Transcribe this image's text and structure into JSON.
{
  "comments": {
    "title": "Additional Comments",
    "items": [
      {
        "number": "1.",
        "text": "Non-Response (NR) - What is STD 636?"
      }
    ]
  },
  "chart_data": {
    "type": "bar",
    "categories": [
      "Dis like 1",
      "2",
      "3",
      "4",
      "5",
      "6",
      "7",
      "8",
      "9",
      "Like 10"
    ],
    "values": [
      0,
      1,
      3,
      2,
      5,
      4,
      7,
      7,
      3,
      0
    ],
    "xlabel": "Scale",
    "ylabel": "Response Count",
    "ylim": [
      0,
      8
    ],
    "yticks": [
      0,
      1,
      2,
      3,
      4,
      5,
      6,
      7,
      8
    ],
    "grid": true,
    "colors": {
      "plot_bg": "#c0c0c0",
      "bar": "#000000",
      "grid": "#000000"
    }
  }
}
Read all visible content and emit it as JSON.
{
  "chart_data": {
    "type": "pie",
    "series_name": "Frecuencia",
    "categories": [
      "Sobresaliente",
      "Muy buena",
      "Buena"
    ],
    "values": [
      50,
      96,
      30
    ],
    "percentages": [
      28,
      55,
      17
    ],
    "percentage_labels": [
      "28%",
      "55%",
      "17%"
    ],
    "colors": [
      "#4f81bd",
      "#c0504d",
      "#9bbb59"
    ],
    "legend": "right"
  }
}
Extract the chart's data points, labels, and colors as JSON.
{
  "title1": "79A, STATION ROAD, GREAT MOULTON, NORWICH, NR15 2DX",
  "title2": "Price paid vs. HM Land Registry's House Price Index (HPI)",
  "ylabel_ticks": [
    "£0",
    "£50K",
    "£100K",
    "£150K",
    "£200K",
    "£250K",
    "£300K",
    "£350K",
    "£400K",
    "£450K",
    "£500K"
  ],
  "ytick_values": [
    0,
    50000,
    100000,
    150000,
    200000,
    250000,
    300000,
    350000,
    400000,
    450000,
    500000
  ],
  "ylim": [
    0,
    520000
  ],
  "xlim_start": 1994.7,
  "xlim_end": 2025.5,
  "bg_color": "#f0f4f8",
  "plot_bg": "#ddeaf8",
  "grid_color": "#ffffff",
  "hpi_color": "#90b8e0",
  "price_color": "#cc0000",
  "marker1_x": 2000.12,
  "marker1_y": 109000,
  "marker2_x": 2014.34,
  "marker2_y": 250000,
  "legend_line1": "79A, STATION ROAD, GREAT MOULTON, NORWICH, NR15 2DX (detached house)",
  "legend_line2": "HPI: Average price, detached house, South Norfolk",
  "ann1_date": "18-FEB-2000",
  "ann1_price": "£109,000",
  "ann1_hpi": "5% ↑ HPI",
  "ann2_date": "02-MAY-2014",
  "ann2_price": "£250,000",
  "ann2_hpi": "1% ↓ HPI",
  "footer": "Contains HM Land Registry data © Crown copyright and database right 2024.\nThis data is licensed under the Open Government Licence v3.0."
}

━━━━━━━━━━━━━━━━━━━━━━━━━━━━━━

> **Given request**
Set every line of the listing down word for word.

> **Task result**
Transcribe this image's text and structure into JSON.
{
  "comments": {
    "title": "Additional Comments",
    "items": [
      {
        "number": "1.",
        "text": "Non-Response (NR) - What is STD 636?"
      }
    ]
  },
  "chart_data": {
    "type": "bar",
    "categories": [
      "Dis like 1",
      "2",
      "3",
      "4",
      "5",
      "6",
      "7",
      "8",
      "9",
      "Like 10"
    ],
    "values": [
      0,
      1,
      3,
      2,
      5,
      4,
      7,
      7,
      3,
      0
    ],
    "xlabel": "Scale",
    "ylabel": "Response Count",
    "ylim": [
      0,
      8
    ],
    "yticks": [
      0,
      1,
      2,
      3,
      4,
      5,
      6,
      7,
      8
    ],
    "grid": true,
    "colors": {
      "plot_bg": "#c0c0c0",
      "bar": "#000000",
      "grid": "#000000"
    }
  }
}
Read all visible content and emit it as JSON.
{
  "chart_data": {
    "type": "pie",
    "series_name": "Frecuencia",
    "categories": [
      "Sobresaliente",
      "Muy buena",
      "Buena"
    ],
    "values": [
      50,
      96,
      30
    ],
    "percentages": [
      28,
      55,
      17
    ],
    "percentage_labels": [
      "28%",
      "55%",
      "17%"
    ],
    "colors": [
      "#4f81bd",
      "#c0504d",
      "#9bbb59"
    ],
    "legend": "right"
  }
}
Extract the chart's data points, labels, and colors as JSON.
{
  "title1": "79A, STATION ROAD, GREAT MOULTON, NORWICH, NR15 2DX",
  "title2": "Price paid vs. HM Land Registry's House Price Index (HPI)",
  "ylabel_ticks": [
    "£0",
    "£50K",
    "£100K",
    "£150K",
    "£200K",
    "£250K",
    "£300K",
    "£350K",
    "£400K",
    "£450K",
    "£500K"
  ],
  "ytick_values": [
    0,
    50000,
    100000,
    150000,
    200000,
    250000,
    300000,
    350000,
    400000,
    450000,
    500000
  ],
  "ylim": [
    0,
    520000
  ],
  "xlim_start": 1994.7,
  "xlim_end": 2025.5,
  "bg_color": "#f0f4f8",
  "plot_bg": "#ddeaf8",
  "grid_color": "#ffffff",
  "hpi_color": "#90b8e0",
  "price_color": "#cc0000",
  "marker1_x": 2000.12,
  "marker1_y": 109000,
  "marker2_x": 2014.34,
  "marker2_y": 250000,
  "legend_line1": "79A, STATION ROAD, GREAT MOULTON, NORWICH, NR15 2DX (detached house)",
  "legend_line2": "HPI: Average price, detached house, South Norfolk",
  "ann1_date": "18-FEB-2000",
  "ann1_price": "£109,000",
  "ann1_hpi": "5% ↑ HPI",
  "ann2_date": "02-MAY-2014",
  "ann2_price": "£250,000",
  "ann2_hpi": "1% ↓ HPI",
  "footer": "Contains HM Land Registry data © Crown copyright and database right 2024.\nThis data is licensed under the Open Government Licence v3.0."
}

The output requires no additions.